作業内容:
住民懇談会でゲストを紹介している下の文章を、最後の文の後から書き継いでもらえますか。

本文:
==================================================
住民懇談会とあるようにきょうの主役は皆さんなので、皆さんの声をできるだけ引き出せるように心掛けたい。
皆さんの話の中で出てきた疑問などに答えてくれる3人のゲストの方々の横顔をご紹介すると―
清野聡子さんは海洋生態学が専門で、水俣や御所浦と関わり、不知火海のあり方を提言されている。(所属学会、所属委員会の紹介)
行政にも話が届きやすい立場で、かつ住民が何を望んでいるかを把握し、形として整えてくれる大変心強い、海岸つくりのプロである。
〈清野聡子〉 海が好きで大学生のときに天草に来た。その際タコ釣りに連れて行ってもらったのがきっかけでタコやイカなどの研究をするようになった。きょうは皆さんの話を沢山聞かせていただきたい。
〈中井〉 吉崎和美さんは環境省自然観察指導員。海に限らず天草の自然の状況について大変詳しい観察を続けておられる。天草の自然について分からないことがあれば吉崎に聞けというくらいだ。外平海岸が天草の中でどれほど貴重な浜になってしまったのか、などについて聞かせてもらいたい。
植村振作さんは元大阪大学大学院助教授。生まれが龍ヶ岳の隣の姫戸。「農薬毒性事典」という農薬の毒性について大変詳しくまとめられている本の執筆をされ、目に見えない化学物質の毒性をとてもよく教えてくださる。長く住民の側に立って、被害を受けるのは誰かという立場で活動をしてこられた。そういう意味で大学では出世をされなかった。
==================================================
資料抜粋:
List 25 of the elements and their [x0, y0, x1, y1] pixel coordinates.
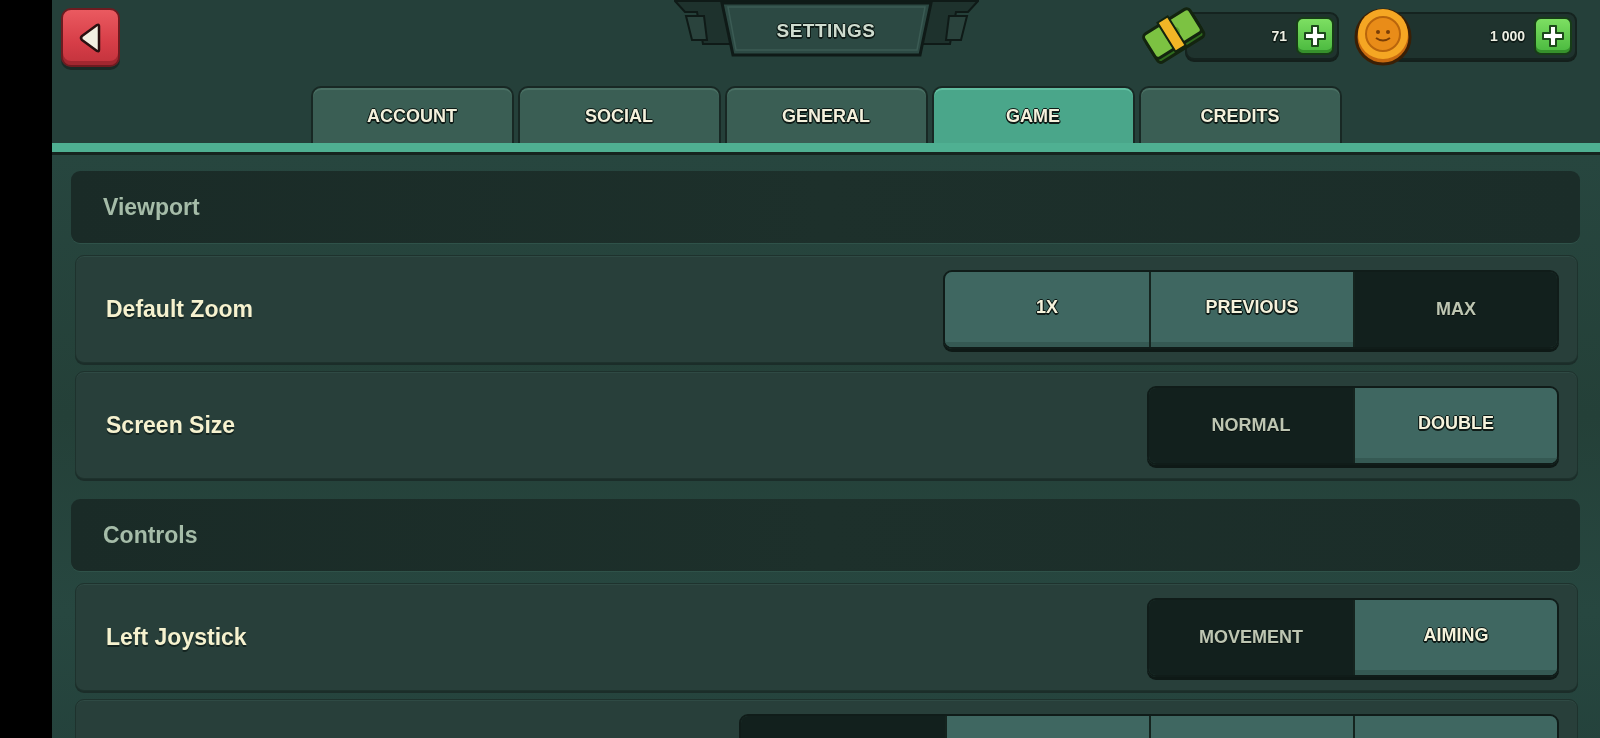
==================================================
演習の出力:
子供のころ過ごした思いから「自然の海岸を残してほしい」と新聞投書した
〈植村振作〉 子供のころはこの辺を通っていた姫戸丸に乗ってあちこちに行っていたのでこのあたりには大変関心がある。先日の『熊日』の「自然の海岸を残してほしい」という投書はその気持ちの表れである。
専門は何でも研究対象で地球の地殻、砂の流れ、水の流れなどもあるが、主にプラスチックについて研究していた。物が壊れたり、流れたり、することを研究する「レオロジー」という学問。物事はあまり急に改変すると必ずその後に破壊が起こることになる。
〈中井〉 きょうのレジメは以下のようになっている。話題にしたいことは―
□ 住民の合意形成の大切さ……………青森県の事例⇒(緩傾斜護岸の撤去)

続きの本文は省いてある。